## [TASK DATA]
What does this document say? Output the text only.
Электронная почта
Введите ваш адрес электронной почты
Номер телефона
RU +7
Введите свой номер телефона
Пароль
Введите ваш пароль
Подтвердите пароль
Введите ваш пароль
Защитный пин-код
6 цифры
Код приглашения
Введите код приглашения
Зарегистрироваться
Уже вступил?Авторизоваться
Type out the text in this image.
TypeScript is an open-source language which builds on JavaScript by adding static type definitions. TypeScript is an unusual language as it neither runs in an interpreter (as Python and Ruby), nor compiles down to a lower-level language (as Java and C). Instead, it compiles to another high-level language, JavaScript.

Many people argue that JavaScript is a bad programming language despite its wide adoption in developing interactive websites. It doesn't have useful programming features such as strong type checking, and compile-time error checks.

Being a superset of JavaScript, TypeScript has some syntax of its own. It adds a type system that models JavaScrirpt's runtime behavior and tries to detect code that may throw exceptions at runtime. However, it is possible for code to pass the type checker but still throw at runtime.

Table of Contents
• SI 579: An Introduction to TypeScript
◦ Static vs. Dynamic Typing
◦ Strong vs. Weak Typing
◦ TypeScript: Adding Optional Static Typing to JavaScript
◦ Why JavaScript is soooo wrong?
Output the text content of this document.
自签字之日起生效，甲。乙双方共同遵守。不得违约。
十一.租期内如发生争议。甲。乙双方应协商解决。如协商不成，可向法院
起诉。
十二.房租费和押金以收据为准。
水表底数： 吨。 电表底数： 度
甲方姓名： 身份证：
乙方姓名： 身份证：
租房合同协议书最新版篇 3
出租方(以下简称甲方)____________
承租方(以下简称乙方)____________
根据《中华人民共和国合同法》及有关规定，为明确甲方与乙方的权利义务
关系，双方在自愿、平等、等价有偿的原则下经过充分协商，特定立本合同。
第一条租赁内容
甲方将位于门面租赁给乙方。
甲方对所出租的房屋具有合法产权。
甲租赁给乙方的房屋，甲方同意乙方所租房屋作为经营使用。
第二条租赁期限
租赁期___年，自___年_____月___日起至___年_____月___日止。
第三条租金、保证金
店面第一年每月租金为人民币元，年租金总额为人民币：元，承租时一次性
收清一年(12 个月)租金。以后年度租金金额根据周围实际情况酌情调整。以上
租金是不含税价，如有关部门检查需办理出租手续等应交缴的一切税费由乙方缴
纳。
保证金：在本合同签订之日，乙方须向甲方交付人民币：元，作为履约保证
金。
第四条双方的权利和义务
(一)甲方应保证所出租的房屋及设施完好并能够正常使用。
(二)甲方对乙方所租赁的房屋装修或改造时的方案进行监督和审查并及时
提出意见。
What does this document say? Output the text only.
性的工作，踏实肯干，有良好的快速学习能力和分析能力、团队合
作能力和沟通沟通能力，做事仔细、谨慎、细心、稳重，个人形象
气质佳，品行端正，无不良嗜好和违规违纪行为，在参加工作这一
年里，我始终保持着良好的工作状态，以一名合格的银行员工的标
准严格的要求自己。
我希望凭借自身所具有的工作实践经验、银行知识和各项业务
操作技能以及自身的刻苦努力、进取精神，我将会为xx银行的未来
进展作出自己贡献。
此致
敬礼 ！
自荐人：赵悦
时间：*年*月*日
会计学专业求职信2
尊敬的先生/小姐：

## [GIVEN EXERCISE]
Please list every line of the records that contains "this".

## [TASK RESPONSE]
What does this document say? Output the text only.
Type out the text in this image.
Output the text content of this document.
What does this document say? Output the text only.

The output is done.